Stored data entries:
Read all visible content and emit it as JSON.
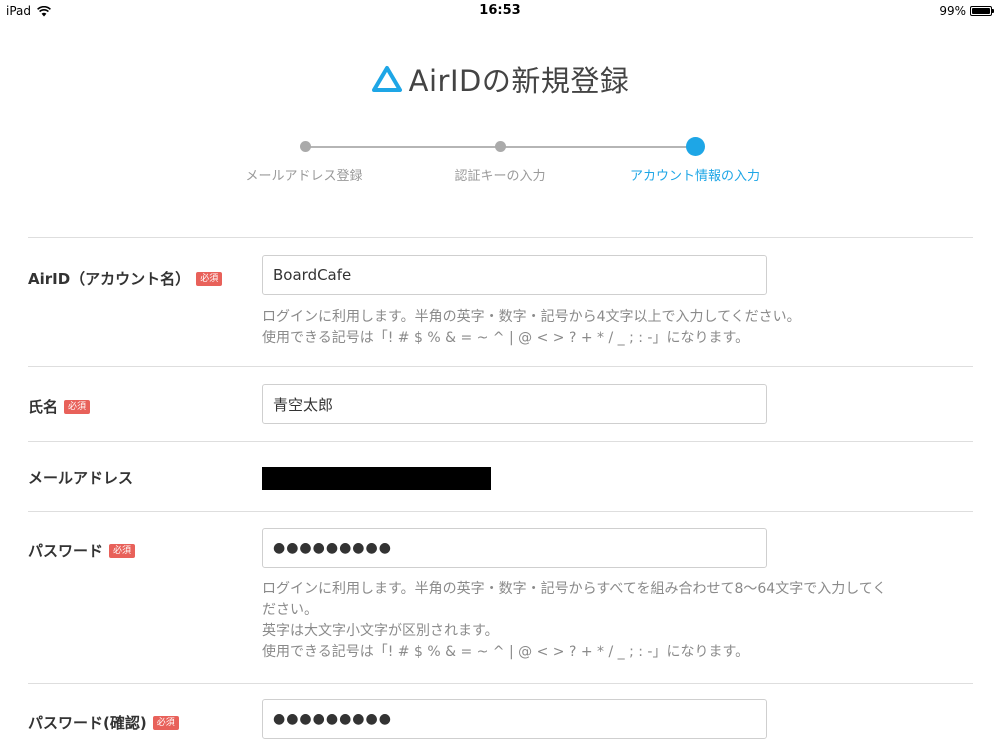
{
  "status_bar": {
    "device": "iPad",
    "time": "16:53",
    "battery": "99%",
    "battery_level": 0.99
  },
  "title": {
    "text": "AirIDの新規登録",
    "logo_icon": "triangle-logo-icon",
    "logo_color": "#1ea6e6"
  },
  "stepper": {
    "active_color": "#1ea6e6",
    "steps": [
      {
        "label": "メールアドレス登録",
        "state": "done"
      },
      {
        "label": "認証キーの入力",
        "state": "done"
      },
      {
        "label": "アカウント情報の入力",
        "state": "active"
      }
    ]
  },
  "form": {
    "airid": {
      "label": "AirID（アカウント名）",
      "required": "必須",
      "value": "BoardCafe",
      "hint_1": "ログインに利用します。半角の英字・数字・記号から4文字以上で入力してください。",
      "hint_2": "使用できる記号は「! # $ % & = ~ ^ | @ < > ? + * / _ ; : -」になります。"
    },
    "name": {
      "label": "氏名",
      "required": "必須",
      "value": "青空太郎"
    },
    "email": {
      "label": "メールアドレス"
    },
    "password": {
      "label": "パスワード",
      "required": "必須",
      "value": "●●●●●●●●●",
      "hint_1": "ログインに利用します。半角の英字・数字・記号からすべてを組み合わせて8〜64文字で入力してく",
      "hint_2": "ださい。",
      "hint_3": "英字は大文字小文字が区別されます。",
      "hint_4": "使用できる記号は「! # $ % & = ~ ^ | @ < > ? + * / _ ; : -」になります。"
    },
    "password_confirm": {
      "label": "パスワード(確認)",
      "required": "必須",
      "value": "●●●●●●●●●"
    }
  }
}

> REQUIRED WORK
Reproduce every entry word for word, but skip any pictures.

> FULL RESPONSE
Read all visible content and emit it as JSON.
{
  "status_bar": {
    "device": "iPad",
    "time": "16:53",
    "battery": "99%",
    "battery_level": 0.99
  },
  "title": {
    "text": "AirIDの新規登録",
    "logo_icon": "triangle-logo-icon",
    "logo_color": "#1ea6e6"
  },
  "stepper": {
    "active_color": "#1ea6e6",
    "steps": [
      {
        "label": "メールアドレス登録",
        "state": "done"
      },
      {
        "label": "認証キーの入力",
        "state": "done"
      },
      {
        "label": "アカウント情報の入力",
        "state": "active"
      }
    ]
  },
  "form": {
    "airid": {
      "label": "AirID（アカウント名）",
      "required": "必須",
      "value": "BoardCafe",
      "hint_1": "ログインに利用します。半角の英字・数字・記号から4文字以上で入力してください。",
      "hint_2": "使用できる記号は「! # $ % & = ~ ^ | @ < > ? + * / _ ; : -」になります。"
    },
    "name": {
      "label": "氏名",
      "required": "必須",
      "value": "青空太郎"
    },
    "email": {
      "label": "メールアドレス"
    },
    "password": {
      "label": "パスワード",
      "required": "必須",
      "value": "●●●●●●●●●",
      "hint_1": "ログインに利用します。半角の英字・数字・記号からすべてを組み合わせて8〜64文字で入力してく",
      "hint_2": "ださい。",
      "hint_3": "英字は大文字小文字が区別されます。",
      "hint_4": "使用できる記号は「! # $ % & = ~ ^ | @ < > ? + * / _ ; : -」になります。"
    },
    "password_confirm": {
      "label": "パスワード(確認)",
      "required": "必須",
      "value": "●●●●●●●●●"
    }
  }
}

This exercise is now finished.